-- SUPPLIED INFORMATION start --

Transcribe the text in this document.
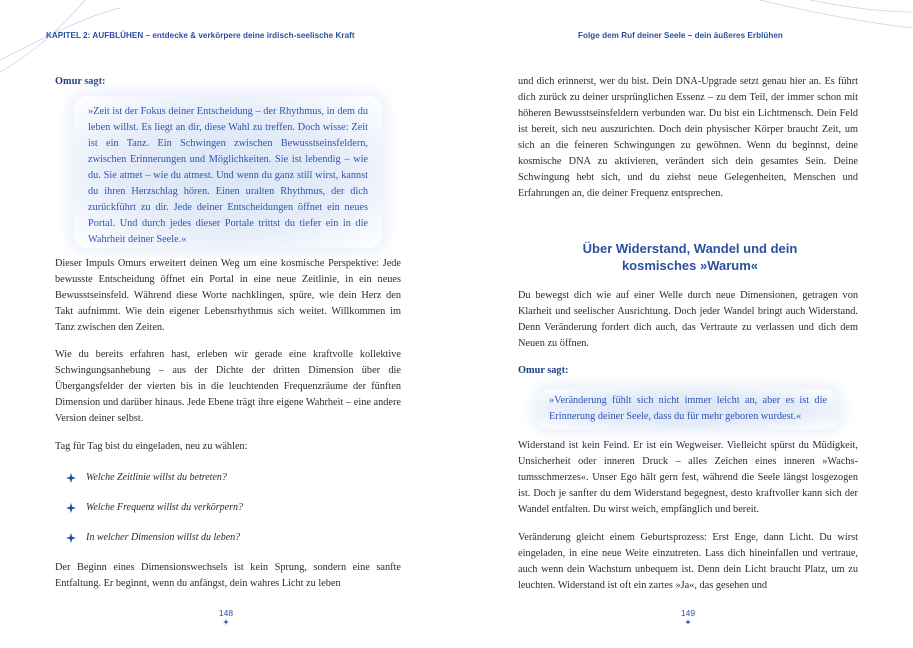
KAPITEL 2: AUFBLÜHEN – entdecke & verkörpere deine irdisch-seelische Kraft
Omur sagt:

»Zeit ist der Fokus deiner Entscheidung – der Rhythmus, in dem du leben willst. Es liegt an dir, diese Wahl zu treffen. Doch wisse: Zeit ist ein Tanz. Ein Schwingen zwischen Bewusstseinsfeldern, zwischen Erinnerungen und Möglichkeiten. Sie ist lebendig – wie du. Sie atmet – wie du atmest. Und wenn du ganz still wirst, kannst du ihren Herzschlag hören. Einen uralten Rhythmus, der dich zurückführt zu dir. Jede deiner Entscheidungen öffnet ein neues Portal. Und durch jedes dieser Portale trittst du tiefer ein in die Wahrheit deiner Seele.«

Dieser Impuls Omurs erweitert deinen Weg um eine kosmische Perspektive: Jede bewusste Entscheidung öffnet ein Portal in eine neue Zeitlinie, in ein neues Bewusstseinsfeld. Während diese Worte nachklingen, spüre, wie dein Herz den Takt aufnimmt. Wie dein eigener Lebensrhythmus sich weitet. Willkommen im Tanz zwischen den Zeiten.

Wie du bereits erfahren hast, erleben wir gerade eine kraftvolle kollektive Schwingungsanhebung – aus der Dichte der dritten Dimension über die Übergangsfelder der vierten bis in die leuchtenden Frequenzräume der fünften Dimension und darüber hinaus. Jede Ebene trägt ihre eigene Wahrheit – eine andere Version deiner selbst.

Tag für Tag bist du eingeladen, neu zu wählen:

Welche Zeitlinie willst du betreten?
Welche Frequenz willst du verkörpern?
In welcher Dimension willst du leben?

Der Beginn eines Dimensionswechsels ist kein Sprung, sondern eine sanfte Entfaltung. Er beginnt, wenn du anfängst, dein wahres Licht zu leben

148
Folge dem Ruf deiner Seele – dein äußeres Erblühen

und dich erinnerst, wer du bist. Dein DNA-Upgrade setzt genau hier an. Es führt dich zurück zu deiner ursprünglichen Essenz – zu dem Teil, der immer schon mit höheren Bewusstseinsfeldern verbunden war. Du bist ein Lichtmensch. Dein Feld ist bereit, sich neu auszurichten. Doch dein physischer Körper braucht Zeit, um sich an die feineren Schwingungen zu gewöhnen. Wenn du beginnst, deine kosmische DNA zu aktivieren, verändert sich dein gesamtes Sein. Deine Schwingung hebt sich, und du ziehst neue Gelegenheiten, Menschen und Erfahrungen an, die deiner Frequenz entsprechen.

Über Widerstand, Wandel und dein
kosmisches »Warum«

Du bewegst dich wie auf einer Welle durch neue Dimensionen, getragen von Klarheit und seelischer Ausrichtung. Doch jeder Wandel bringt auch Widerstand. Denn Veränderung fordert dich auch, das Vertraute zu verlassen und dich dem Neuen zu öffnen.

Omur sagt:

»Veränderung fühlt sich nicht immer leicht an, aber es ist die Erinnerung deiner Seele, dass du für mehr geboren wurdest.«

Widerstand ist kein Feind. Er ist ein Wegweiser. Vielleicht spürst du Müdigkeit, Unsicherheit oder inneren Druck – alles Zeichen eines inneren »Wachstumsschmerzes«. Unser Ego hält gern fest, während die Seele längst losgezogen ist. Doch je sanfter du dem Widerstand begegnest, desto kraftvoller kann sich der Wandel entfalten. Du wirst weich, empfänglich und bereit.

Veränderung gleicht einem Geburtsprozess: Erst Enge, dann Licht. Du wirst eingeladen, in eine neue Weite einzutreten. Lass dich hineinfallen und vertraue, auch wenn dein Wachstum unbequem ist. Denn dein Licht braucht Platz, um zu leuchten. Widerstand ist oft ein zartes »Ja«, das gesehen und

149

-- SUPPLIED INFORMATION end --

Whenever "Veränderung" turns up in a line, pick that line out.

Du bewegst dich wie auf einer Welle durch neue Dimensionen, getragen von Klarheit und seelischer Ausrichtung. Doch jeder Wandel bringt auch Widerstand. Denn Veränderung fordert dich auch, das Vertraute zu verlassen und dich dem Neuen zu öffnen.
»Veränderung fühlt sich nicht immer leicht an, aber es ist die Erinnerung deiner Seele, dass du für mehr geboren wurdest.«
Veränderung gleicht einem Geburtsprozess: Erst Enge, dann Licht. Du wirst eingeladen, in eine neue Weite einzutreten. Lass dich hineinfallen und vertraue, auch wenn dein Wachstum unbequem ist. Denn dein Licht braucht Platz, um zu leuchten. Widerstand ist oft ein zartes »Ja«, das gesehen und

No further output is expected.